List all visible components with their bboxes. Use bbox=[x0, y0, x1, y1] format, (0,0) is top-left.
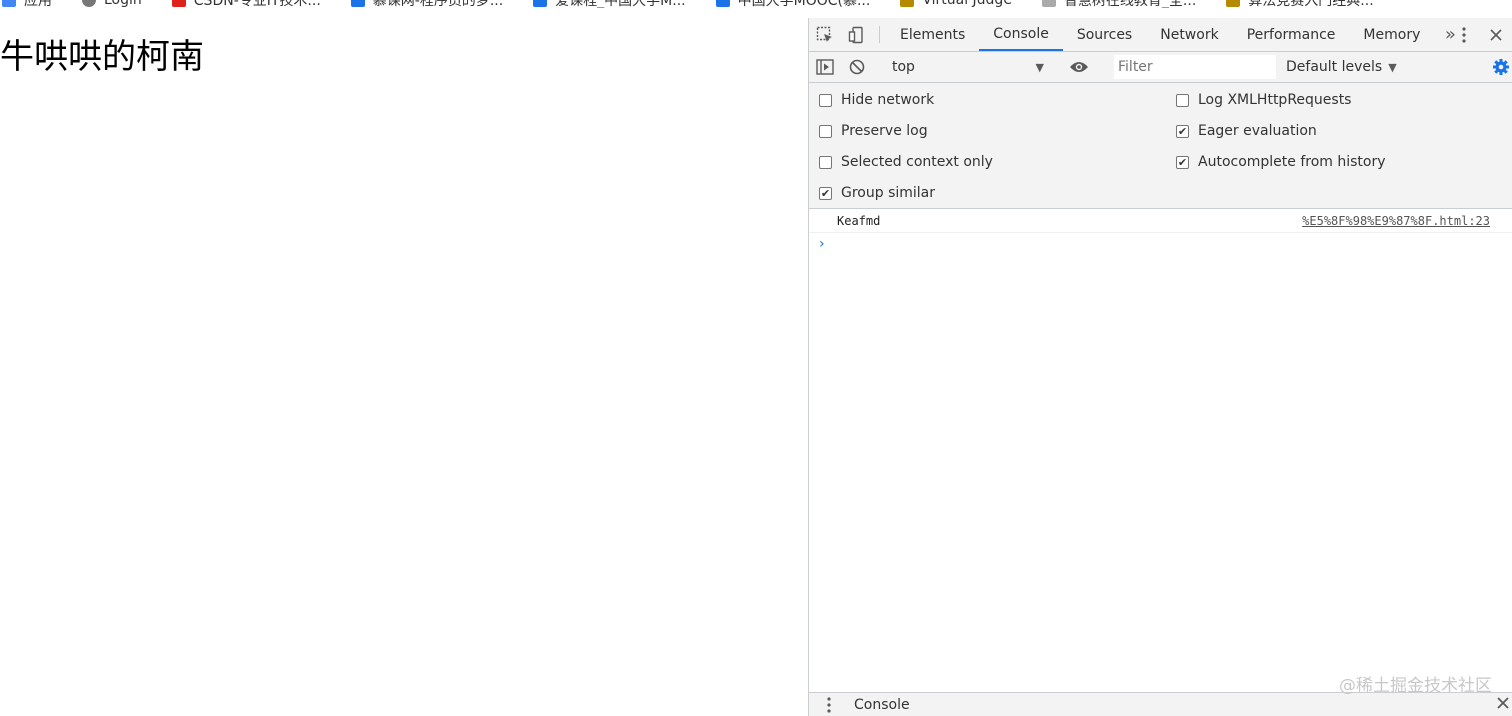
book-icon bbox=[1226, 0, 1241, 7]
close-icon[interactable] bbox=[1480, 29, 1512, 41]
flag-icon bbox=[533, 0, 548, 7]
prompt-chevron-icon: › bbox=[819, 236, 825, 252]
log-levels-dropdown[interactable]: Default levels ▼ bbox=[1286, 59, 1397, 75]
page-viewport: 牛哄哄的柯南 bbox=[0, 8, 808, 716]
drawer-tab-console[interactable]: Console bbox=[854, 697, 910, 713]
tab-elements[interactable]: Elements bbox=[886, 18, 979, 51]
devtools-panel: Elements Console Sources Network Perform… bbox=[808, 18, 1512, 716]
kebab-menu-icon[interactable] bbox=[1448, 27, 1480, 43]
bookmark-imooc[interactable]: 慕课网-程序员的梦... bbox=[350, 0, 503, 8]
globe-icon bbox=[82, 0, 96, 7]
console-toolbar: top ▼ Default levels ▼ bbox=[809, 52, 1512, 83]
devtools-tabbar: Elements Console Sources Network Perform… bbox=[809, 18, 1512, 52]
flag-icon bbox=[715, 0, 730, 7]
setting-autocomplete-history[interactable]: ✔ Autocomplete from history bbox=[1176, 154, 1386, 170]
message-text: Keafmd bbox=[837, 213, 881, 228]
bookmark-mooc[interactable]: 中国大学MOOC(慕... bbox=[715, 0, 870, 8]
inspect-element-icon[interactable] bbox=[809, 18, 841, 51]
setting-eager-evaluation[interactable]: ✔ Eager evaluation bbox=[1176, 123, 1317, 139]
setting-label: Hide network bbox=[841, 92, 935, 108]
chevron-down-icon: ▼ bbox=[1388, 60, 1397, 74]
chevron-down-icon: ▼ bbox=[1035, 60, 1044, 74]
divider bbox=[879, 26, 880, 43]
filter-input[interactable] bbox=[1114, 55, 1276, 79]
tab-performance[interactable]: Performance bbox=[1233, 18, 1350, 51]
checkbox-checked[interactable]: ✔ bbox=[1176, 124, 1189, 138]
clear-console-icon[interactable] bbox=[841, 59, 873, 75]
checkbox[interactable] bbox=[819, 155, 832, 169]
setting-label: Selected context only bbox=[841, 154, 993, 170]
gear-icon[interactable] bbox=[1490, 56, 1512, 78]
arrow-icon bbox=[1041, 0, 1056, 7]
checkbox[interactable] bbox=[819, 93, 832, 107]
setting-preserve-log[interactable]: Preserve log bbox=[819, 123, 928, 139]
drawer-menu-icon[interactable] bbox=[809, 696, 849, 713]
console-settings: Hide network Preserve log Selected conte… bbox=[809, 83, 1512, 209]
checkbox-checked[interactable]: ✔ bbox=[1176, 155, 1189, 169]
vj-logo-icon bbox=[900, 0, 915, 7]
setting-label: Group similar bbox=[841, 185, 936, 201]
tab-memory[interactable]: Memory bbox=[1349, 18, 1434, 51]
bookmark-vjudge[interactable]: Virtual Judge bbox=[900, 0, 1012, 8]
bookmark-icourse[interactable]: 爱课程_中国大学M... bbox=[533, 0, 686, 8]
csdn-logo-icon bbox=[171, 0, 186, 7]
setting-label: Log XMLHttpRequests bbox=[1198, 92, 1352, 108]
bookmark-zhihuishu[interactable]: 智慧树在线教育_全... bbox=[1041, 0, 1196, 8]
tab-sources[interactable]: Sources bbox=[1063, 18, 1146, 51]
checkbox[interactable] bbox=[1176, 93, 1189, 107]
message-source-link[interactable]: %E5%8F%98%E9%87%8F.html:23 bbox=[1302, 214, 1490, 228]
apps-grid-icon bbox=[2, 0, 16, 7]
tab-console[interactable]: Console bbox=[979, 18, 1063, 51]
flag-icon bbox=[350, 0, 365, 7]
bookmarks-bar: 应用 Login CSDN-专业IT技术... 慕课网-程序员的梦... 爱课程… bbox=[0, 0, 1512, 8]
setting-log-xhr[interactable]: Log XMLHttpRequests bbox=[1176, 92, 1351, 108]
page-heading: 牛哄哄的柯南 bbox=[0, 37, 204, 77]
bookmark-login[interactable]: Login bbox=[82, 0, 142, 8]
tab-network[interactable]: Network bbox=[1146, 18, 1232, 51]
setting-hide-network[interactable]: Hide network bbox=[819, 92, 934, 108]
bookmark-algorithm[interactable]: 算法竞赛入门经典... bbox=[1226, 0, 1374, 8]
console-prompt[interactable]: › bbox=[809, 233, 1512, 255]
setting-label: Preserve log bbox=[841, 123, 928, 139]
console-message: Keafmd %E5%8F%98%E9%87%8F.html:23 bbox=[809, 209, 1512, 233]
setting-label: Eager evaluation bbox=[1198, 123, 1317, 139]
close-drawer-icon[interactable] bbox=[1497, 696, 1509, 713]
checkbox[interactable] bbox=[819, 124, 832, 138]
bookmark-apps[interactable]: 应用 bbox=[2, 0, 52, 8]
watermark: @稀土掘金技术社区 bbox=[1339, 676, 1492, 696]
sidebar-toggle-icon[interactable] bbox=[809, 59, 841, 75]
setting-group-similar[interactable]: ✔ Group similar bbox=[819, 185, 935, 201]
context-selector[interactable]: top ▼ bbox=[886, 59, 1050, 75]
bookmark-csdn[interactable]: CSDN-专业IT技术... bbox=[171, 0, 321, 8]
device-toolbar-icon[interactable] bbox=[841, 18, 873, 51]
eye-icon[interactable] bbox=[1063, 60, 1095, 74]
setting-selected-context[interactable]: Selected context only bbox=[819, 154, 993, 170]
context-label: top bbox=[892, 59, 915, 75]
checkbox-checked[interactable]: ✔ bbox=[819, 186, 832, 200]
setting-label: Autocomplete from history bbox=[1198, 154, 1386, 170]
log-levels-label: Default levels bbox=[1286, 59, 1383, 75]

## Your instructions
Output as a numbered list the lines from the one containing "book-icon bbox=[1226, 0, 1241, 7]" through the one containing "setting-preserve-log[interactable]: Preserve log", including both, with blank lines omitted.

## Solution to the problem
1. book-icon bbox=[1226, 0, 1241, 7]
2. close-icon[interactable] bbox=[1480, 29, 1512, 41]
3. flag-icon bbox=[533, 0, 548, 7]
4. prompt-chevron-icon: › bbox=[819, 236, 825, 252]
5. log-levels-dropdown[interactable]: Default levels ▼ bbox=[1286, 59, 1397, 75]
6. page-viewport: 牛哄哄的柯南 bbox=[0, 8, 808, 716]
7. drawer-tab-console[interactable]: Console bbox=[854, 697, 910, 713]
8. tab-elements[interactable]: Elements bbox=[886, 18, 979, 51]
9. devtools-panel: Elements Console Sources Network Perform… bbox=[808, 18, 1512, 716]
10. kebab-menu-icon[interactable] bbox=[1448, 27, 1480, 43]
11. bookmark-imooc[interactable]: 慕课网-程序员的梦... bbox=[350, 0, 503, 8]
12. globe-icon bbox=[82, 0, 96, 7]
13. console-toolbar: top ▼ Default levels ▼ bbox=[809, 52, 1512, 83]
14. devtools-tabbar: Elements Console Sources Network Perform… bbox=[809, 18, 1512, 52]
15. flag-icon bbox=[715, 0, 730, 7]
16. setting-autocomplete-history[interactable]: ✔ Autocomplete from history bbox=[1176, 154, 1386, 170]
17. message-text: Keafmd bbox=[837, 213, 881, 228]
18. bookmark-mooc[interactable]: 中国大学MOOC(慕... bbox=[715, 0, 870, 8]
19. inspect-element-icon[interactable] bbox=[809, 18, 841, 51]
20. setting-eager-evaluation[interactable]: ✔ Eager evaluation bbox=[1176, 123, 1317, 139]
21. setting-label: Hide network bbox=[841, 92, 935, 108]
22. chevron-down-icon: ▼ bbox=[1388, 60, 1397, 74]
23. chevron-down-icon: ▼ bbox=[1035, 60, 1044, 74]
24. divider bbox=[879, 26, 880, 43]
25. filter-input[interactable] bbox=[1114, 55, 1276, 79]
26. tab-performance[interactable]: Performance bbox=[1233, 18, 1350, 51]
27. checkbox-checked[interactable]: ✔ bbox=[1176, 124, 1189, 138]
28. clear-console-icon[interactable] bbox=[841, 59, 873, 75]
29. checkbox[interactable] bbox=[819, 155, 832, 169]
30. setting-label: Selected context only bbox=[841, 154, 993, 170]
31. gear-icon[interactable] bbox=[1490, 56, 1512, 78]
32. arrow-icon bbox=[1041, 0, 1056, 7]
33. checkbox[interactable] bbox=[819, 93, 832, 107]
34. setting-preserve-log[interactable]: Preserve log bbox=[819, 123, 928, 139]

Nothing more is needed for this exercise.